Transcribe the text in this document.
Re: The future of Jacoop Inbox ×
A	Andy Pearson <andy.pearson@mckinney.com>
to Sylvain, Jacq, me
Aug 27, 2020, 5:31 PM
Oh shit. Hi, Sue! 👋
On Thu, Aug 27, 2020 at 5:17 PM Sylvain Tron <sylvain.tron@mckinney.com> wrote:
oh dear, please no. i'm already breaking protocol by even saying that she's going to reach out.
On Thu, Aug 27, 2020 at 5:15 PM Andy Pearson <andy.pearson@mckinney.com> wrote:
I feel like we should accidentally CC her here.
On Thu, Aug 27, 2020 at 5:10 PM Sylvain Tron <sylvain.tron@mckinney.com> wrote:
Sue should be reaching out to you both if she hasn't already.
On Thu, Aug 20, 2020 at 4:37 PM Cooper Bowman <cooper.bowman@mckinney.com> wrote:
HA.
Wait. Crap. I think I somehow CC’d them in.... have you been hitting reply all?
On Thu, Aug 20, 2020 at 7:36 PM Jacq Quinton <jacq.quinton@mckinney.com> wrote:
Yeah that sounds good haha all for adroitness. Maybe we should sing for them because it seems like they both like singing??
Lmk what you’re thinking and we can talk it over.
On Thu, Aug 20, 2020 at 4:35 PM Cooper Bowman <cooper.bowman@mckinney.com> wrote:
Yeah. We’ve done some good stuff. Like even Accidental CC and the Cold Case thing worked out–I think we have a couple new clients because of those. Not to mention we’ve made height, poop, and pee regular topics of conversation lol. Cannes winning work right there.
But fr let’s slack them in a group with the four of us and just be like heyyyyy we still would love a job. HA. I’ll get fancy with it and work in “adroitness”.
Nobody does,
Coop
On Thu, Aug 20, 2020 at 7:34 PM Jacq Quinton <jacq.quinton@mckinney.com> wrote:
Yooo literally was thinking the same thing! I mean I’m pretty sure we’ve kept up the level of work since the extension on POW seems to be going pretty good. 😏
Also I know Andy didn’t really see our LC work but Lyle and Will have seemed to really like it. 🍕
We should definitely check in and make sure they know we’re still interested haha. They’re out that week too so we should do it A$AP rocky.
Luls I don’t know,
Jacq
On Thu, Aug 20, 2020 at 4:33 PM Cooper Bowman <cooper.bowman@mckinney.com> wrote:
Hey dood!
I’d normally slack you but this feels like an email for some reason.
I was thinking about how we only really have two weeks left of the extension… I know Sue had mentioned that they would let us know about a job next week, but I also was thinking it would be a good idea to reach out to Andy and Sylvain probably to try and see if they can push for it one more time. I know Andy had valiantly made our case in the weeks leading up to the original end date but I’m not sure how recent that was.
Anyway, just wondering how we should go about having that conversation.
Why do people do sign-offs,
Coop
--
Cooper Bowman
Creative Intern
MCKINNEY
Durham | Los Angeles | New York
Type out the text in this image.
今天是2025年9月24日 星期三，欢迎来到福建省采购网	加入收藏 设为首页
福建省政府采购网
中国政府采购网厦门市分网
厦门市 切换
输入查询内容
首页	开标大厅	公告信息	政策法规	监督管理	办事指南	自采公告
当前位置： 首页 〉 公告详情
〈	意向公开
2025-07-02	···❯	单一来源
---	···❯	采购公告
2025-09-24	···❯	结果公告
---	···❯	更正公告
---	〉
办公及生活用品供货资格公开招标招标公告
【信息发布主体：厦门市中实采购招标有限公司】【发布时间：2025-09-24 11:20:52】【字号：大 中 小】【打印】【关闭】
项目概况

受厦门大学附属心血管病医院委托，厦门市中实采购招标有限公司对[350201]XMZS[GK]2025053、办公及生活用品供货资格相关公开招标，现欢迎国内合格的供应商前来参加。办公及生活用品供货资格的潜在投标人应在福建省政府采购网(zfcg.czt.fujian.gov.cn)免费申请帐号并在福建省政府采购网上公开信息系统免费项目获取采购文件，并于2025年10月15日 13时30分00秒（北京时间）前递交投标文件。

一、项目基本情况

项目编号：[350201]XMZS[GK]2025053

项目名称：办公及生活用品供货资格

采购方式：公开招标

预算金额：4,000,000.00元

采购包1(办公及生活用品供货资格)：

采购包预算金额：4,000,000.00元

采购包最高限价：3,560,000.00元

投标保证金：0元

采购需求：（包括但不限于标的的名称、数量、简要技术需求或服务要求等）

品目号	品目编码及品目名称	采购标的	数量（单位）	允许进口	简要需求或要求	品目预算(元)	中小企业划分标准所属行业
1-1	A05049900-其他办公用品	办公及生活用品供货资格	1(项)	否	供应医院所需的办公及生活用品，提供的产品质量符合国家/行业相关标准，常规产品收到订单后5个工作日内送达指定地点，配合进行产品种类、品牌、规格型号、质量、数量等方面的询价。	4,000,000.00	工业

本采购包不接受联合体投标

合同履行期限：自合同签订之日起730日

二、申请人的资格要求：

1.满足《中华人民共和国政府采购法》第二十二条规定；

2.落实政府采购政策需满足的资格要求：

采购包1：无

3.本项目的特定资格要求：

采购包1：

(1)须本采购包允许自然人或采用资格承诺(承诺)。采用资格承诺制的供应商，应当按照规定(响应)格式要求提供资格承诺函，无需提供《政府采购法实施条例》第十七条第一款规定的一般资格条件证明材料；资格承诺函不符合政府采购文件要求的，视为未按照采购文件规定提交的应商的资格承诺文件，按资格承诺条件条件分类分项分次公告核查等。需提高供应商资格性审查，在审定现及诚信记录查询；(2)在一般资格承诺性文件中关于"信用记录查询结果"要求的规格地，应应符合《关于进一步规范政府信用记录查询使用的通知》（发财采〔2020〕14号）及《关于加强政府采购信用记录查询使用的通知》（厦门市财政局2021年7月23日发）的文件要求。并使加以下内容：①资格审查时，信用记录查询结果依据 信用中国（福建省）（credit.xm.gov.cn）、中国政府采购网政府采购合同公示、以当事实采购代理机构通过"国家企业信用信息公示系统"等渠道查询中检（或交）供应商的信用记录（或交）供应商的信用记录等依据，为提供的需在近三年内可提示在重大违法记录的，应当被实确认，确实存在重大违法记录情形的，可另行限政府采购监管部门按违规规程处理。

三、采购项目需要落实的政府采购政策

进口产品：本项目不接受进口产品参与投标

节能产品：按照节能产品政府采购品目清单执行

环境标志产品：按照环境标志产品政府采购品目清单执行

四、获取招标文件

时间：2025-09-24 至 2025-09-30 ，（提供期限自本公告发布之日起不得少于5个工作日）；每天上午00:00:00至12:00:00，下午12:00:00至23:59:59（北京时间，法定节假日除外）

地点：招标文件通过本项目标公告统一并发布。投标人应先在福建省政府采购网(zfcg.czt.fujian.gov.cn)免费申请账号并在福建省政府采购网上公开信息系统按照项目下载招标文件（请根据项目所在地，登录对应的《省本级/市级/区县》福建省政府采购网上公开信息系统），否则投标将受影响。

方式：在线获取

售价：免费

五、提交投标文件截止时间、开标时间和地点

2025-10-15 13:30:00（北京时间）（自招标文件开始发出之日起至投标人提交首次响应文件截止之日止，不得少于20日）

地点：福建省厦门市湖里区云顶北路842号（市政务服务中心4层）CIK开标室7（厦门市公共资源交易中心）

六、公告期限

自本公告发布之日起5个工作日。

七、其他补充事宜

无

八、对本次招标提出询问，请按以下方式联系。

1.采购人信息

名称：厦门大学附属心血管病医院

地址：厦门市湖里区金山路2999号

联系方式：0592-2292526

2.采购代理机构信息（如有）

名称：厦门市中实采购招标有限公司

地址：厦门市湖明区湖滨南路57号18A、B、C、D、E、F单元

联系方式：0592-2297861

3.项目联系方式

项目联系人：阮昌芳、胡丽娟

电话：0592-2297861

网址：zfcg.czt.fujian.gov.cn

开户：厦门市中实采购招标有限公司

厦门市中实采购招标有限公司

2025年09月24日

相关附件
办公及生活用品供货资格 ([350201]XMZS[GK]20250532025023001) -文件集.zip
______________________________
Set task → Show the lines that mention the word "extension".

Reply to the task →
Yooo literally was thinking the same thing! I mean I’m pretty sure we’ve kept up the level of work since the extension on POW seems to be going pretty good. 😏
I was thinking about how we only really have two weeks left of the extension… I know Sue had mentioned that they would let us know about a job next week, but I also was thinking it would be a good idea to reach out to Andy and Sylvain probably to try and see if they can push for it one more time. I know Andy had valiantly made our case in the weeks leading up to the original end date but I’m not sure how recent that was.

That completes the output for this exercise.